[start]

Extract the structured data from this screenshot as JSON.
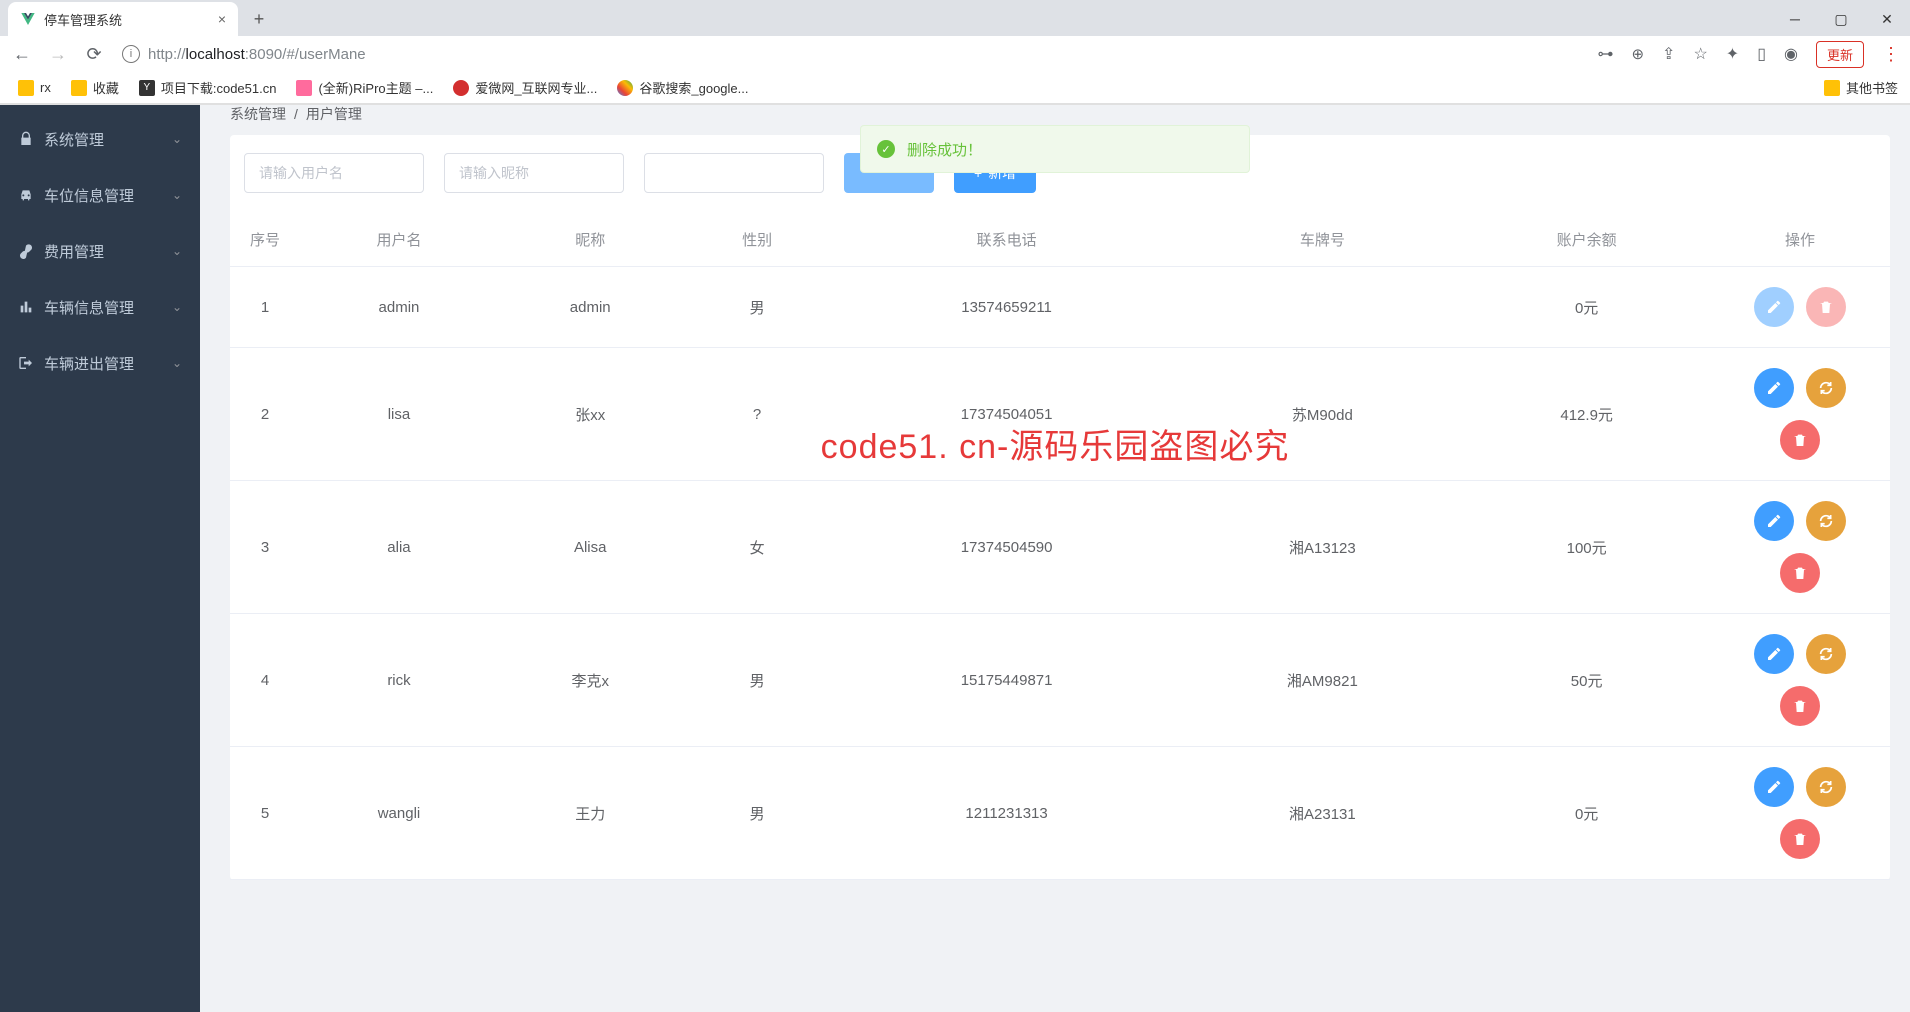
{
  "browser": {
    "tab_title": "停车管理系统",
    "url_host": "localhost",
    "url_prefix": "http://",
    "url_port_path": ":8090/#/userMane",
    "update_label": "更新"
  },
  "bookmarks": [
    {
      "label": "rx"
    },
    {
      "label": "收藏"
    },
    {
      "label": "项目下载:code51.cn"
    },
    {
      "label": "(全新)RiPro主题 –..."
    },
    {
      "label": "爱微网_互联网专业..."
    },
    {
      "label": "谷歌搜索_google..."
    }
  ],
  "bookmarks_right": "其他书签",
  "sidebar": {
    "items": [
      {
        "label": "系统管理"
      },
      {
        "label": "车位信息管理"
      },
      {
        "label": "费用管理"
      },
      {
        "label": "车辆信息管理"
      },
      {
        "label": "车辆进出管理"
      }
    ]
  },
  "breadcrumb": {
    "a": "系统管理",
    "sep": "/",
    "b": "用户管理"
  },
  "filters": {
    "username_ph": "请输入用户名",
    "nickname_ph": "请输入昵称",
    "phone_ph": "",
    "search_label": "",
    "add_label": "新增"
  },
  "toast": {
    "text": "删除成功！"
  },
  "table": {
    "headers": [
      "序号",
      "用户名",
      "昵称",
      "性别",
      "联系电话",
      "车牌号",
      "账户余额",
      "操作"
    ],
    "rows": [
      {
        "idx": "1",
        "user": "admin",
        "nick": "admin",
        "sex": "男",
        "phone": "13574659211",
        "plate": "",
        "balance": "0元",
        "ops": "simple"
      },
      {
        "idx": "2",
        "user": "lisa",
        "nick": "张xx",
        "sex": "?",
        "phone": "17374504051",
        "plate": "苏M90dd",
        "balance": "412.9元",
        "ops": "full"
      },
      {
        "idx": "3",
        "user": "alia",
        "nick": "Alisa",
        "sex": "女",
        "phone": "17374504590",
        "plate": "湘A13123",
        "balance": "100元",
        "ops": "full"
      },
      {
        "idx": "4",
        "user": "rick",
        "nick": "李克x",
        "sex": "男",
        "phone": "15175449871",
        "plate": "湘AM9821",
        "balance": "50元",
        "ops": "full"
      },
      {
        "idx": "5",
        "user": "wangli",
        "nick": "王力",
        "sex": "男",
        "phone": "1211231313",
        "plate": "湘A23131",
        "balance": "0元",
        "ops": "full"
      }
    ]
  },
  "watermark": "code51. cn-源码乐园盗图必究"
}
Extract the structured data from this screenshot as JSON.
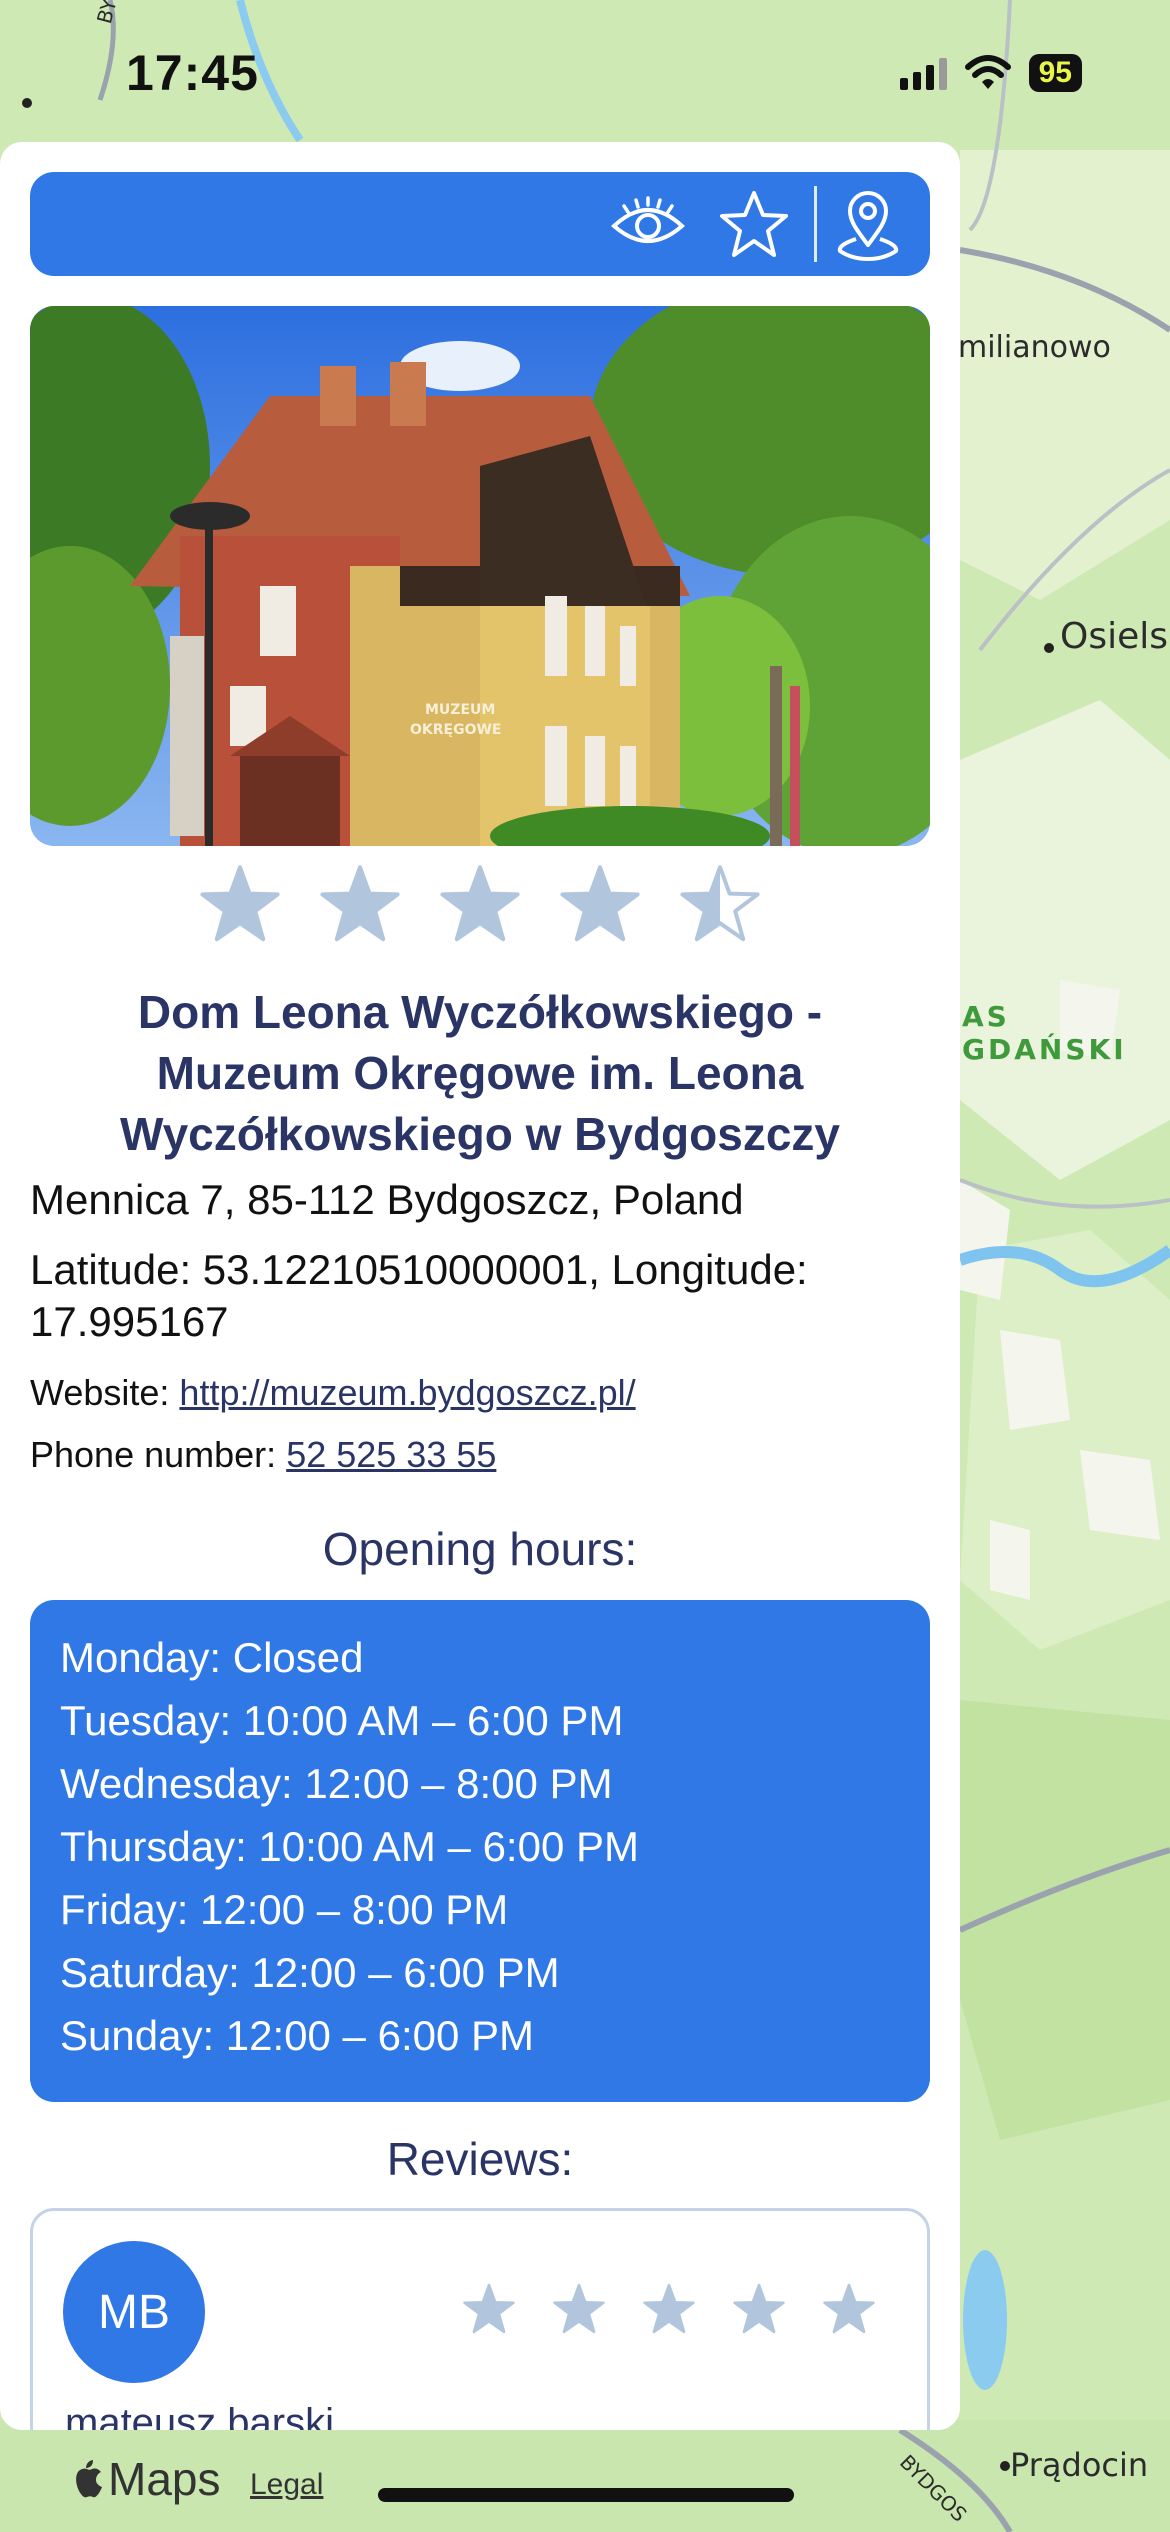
{
  "status_bar": {
    "time": "17:45",
    "battery": "95"
  },
  "toolbar": {
    "icons": [
      "eye-icon",
      "star-outline-icon",
      "map-pin-icon"
    ],
    "accent_color": "#2f78e6"
  },
  "place": {
    "rating_value": 4.5,
    "rating_max": 5,
    "title": "Dom Leona Wyczółkowskiego - Muzeum Okręgowe im. Leona Wyczółkowskiego w Bydgoszczy",
    "address": "Mennica 7, 85-112 Bydgoszcz, Poland",
    "coordinates_line1": "Latitude: 53.12210510000001, Longitude:",
    "coordinates_line2": "17.995167",
    "website_label": "Website:",
    "website_url": "http://muzeum.bydgoszcz.pl/",
    "phone_label": "Phone number:",
    "phone": "52 525 33 55",
    "photo_sign": "MUZEUM OKRĘGOWE"
  },
  "opening_hours": {
    "title": "Opening hours:",
    "days": [
      "Monday: Closed",
      "Tuesday: 10:00 AM – 6:00 PM",
      "Wednesday: 12:00 – 8:00 PM",
      "Thursday: 10:00 AM – 6:00 PM",
      "Friday: 12:00 – 8:00 PM",
      "Saturday: 12:00 – 6:00 PM",
      "Sunday: 12:00 – 6:00 PM"
    ]
  },
  "reviews": {
    "title": "Reviews:",
    "items": [
      {
        "initials": "MB",
        "name": "mateusz barski",
        "stars": 5
      }
    ]
  },
  "map": {
    "labels": [
      "milianowo",
      "Osiels",
      "AS GDAŃSKI",
      "Prądocin",
      "BYDGO",
      "BYDGOS"
    ],
    "logo": "Maps",
    "legal": "Legal"
  }
}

[end]

- **WHAT YOU SHOULD DO**:
Every record above should be transcribed exactly; the pictures stay out of the copy.

- **EXERCISE OUTPUT**:
Extract the structured data from this screenshot as JSON.
{
  "browser": {
    "tab_title": "停车管理系统",
    "url_host": "localhost",
    "url_prefix": "http://",
    "url_port_path": ":8090/#/userMane",
    "update_label": "更新"
  },
  "bookmarks": [
    {
      "label": "rx"
    },
    {
      "label": "收藏"
    },
    {
      "label": "项目下载:code51.cn"
    },
    {
      "label": "(全新)RiPro主题 –..."
    },
    {
      "label": "爱微网_互联网专业..."
    },
    {
      "label": "谷歌搜索_google..."
    }
  ],
  "bookmarks_right": "其他书签",
  "sidebar": {
    "items": [
      {
        "label": "系统管理"
      },
      {
        "label": "车位信息管理"
      },
      {
        "label": "费用管理"
      },
      {
        "label": "车辆信息管理"
      },
      {
        "label": "车辆进出管理"
      }
    ]
  },
  "breadcrumb": {
    "a": "系统管理",
    "sep": "/",
    "b": "用户管理"
  },
  "filters": {
    "username_ph": "请输入用户名",
    "nickname_ph": "请输入昵称",
    "phone_ph": "",
    "search_label": "",
    "add_label": "新增"
  },
  "toast": {
    "text": "删除成功！"
  },
  "table": {
    "headers": [
      "序号",
      "用户名",
      "昵称",
      "性别",
      "联系电话",
      "车牌号",
      "账户余额",
      "操作"
    ],
    "rows": [
      {
        "idx": "1",
        "user": "admin",
        "nick": "admin",
        "sex": "男",
        "phone": "13574659211",
        "plate": "",
        "balance": "0元",
        "ops": "simple"
      },
      {
        "idx": "2",
        "user": "lisa",
        "nick": "张xx",
        "sex": "?",
        "phone": "17374504051",
        "plate": "苏M90dd",
        "balance": "412.9元",
        "ops": "full"
      },
      {
        "idx": "3",
        "user": "alia",
        "nick": "Alisa",
        "sex": "女",
        "phone": "17374504590",
        "plate": "湘A13123",
        "balance": "100元",
        "ops": "full"
      },
      {
        "idx": "4",
        "user": "rick",
        "nick": "李克x",
        "sex": "男",
        "phone": "15175449871",
        "plate": "湘AM9821",
        "balance": "50元",
        "ops": "full"
      },
      {
        "idx": "5",
        "user": "wangli",
        "nick": "王力",
        "sex": "男",
        "phone": "1211231313",
        "plate": "湘A23131",
        "balance": "0元",
        "ops": "full"
      }
    ]
  },
  "watermark": "code51. cn-源码乐园盗图必究"
}
Extract the structured data from this screenshot as JSON.
{
  "status_bar": {
    "time": "17:45",
    "battery": "95"
  },
  "toolbar": {
    "icons": [
      "eye-icon",
      "star-outline-icon",
      "map-pin-icon"
    ],
    "accent_color": "#2f78e6"
  },
  "place": {
    "rating_value": 4.5,
    "rating_max": 5,
    "title": "Dom Leona Wyczółkowskiego - Muzeum Okręgowe im. Leona Wyczółkowskiego w Bydgoszczy",
    "address": "Mennica 7, 85-112 Bydgoszcz, Poland",
    "coordinates_line1": "Latitude: 53.12210510000001, Longitude:",
    "coordinates_line2": "17.995167",
    "website_label": "Website:",
    "website_url": "http://muzeum.bydgoszcz.pl/",
    "phone_label": "Phone number:",
    "phone": "52 525 33 55",
    "photo_sign": "MUZEUM OKRĘGOWE"
  },
  "opening_hours": {
    "title": "Opening hours:",
    "days": [
      "Monday: Closed",
      "Tuesday: 10:00 AM – 6:00 PM",
      "Wednesday: 12:00 – 8:00 PM",
      "Thursday: 10:00 AM – 6:00 PM",
      "Friday: 12:00 – 8:00 PM",
      "Saturday: 12:00 – 6:00 PM",
      "Sunday: 12:00 – 6:00 PM"
    ]
  },
  "reviews": {
    "title": "Reviews:",
    "items": [
      {
        "initials": "MB",
        "name": "mateusz barski",
        "stars": 5
      }
    ]
  },
  "map": {
    "labels": [
      "milianowo",
      "Osiels",
      "AS GDAŃSKI",
      "Prądocin",
      "BYDGO",
      "BYDGOS"
    ],
    "logo": "Maps",
    "legal": "Legal"
  }
}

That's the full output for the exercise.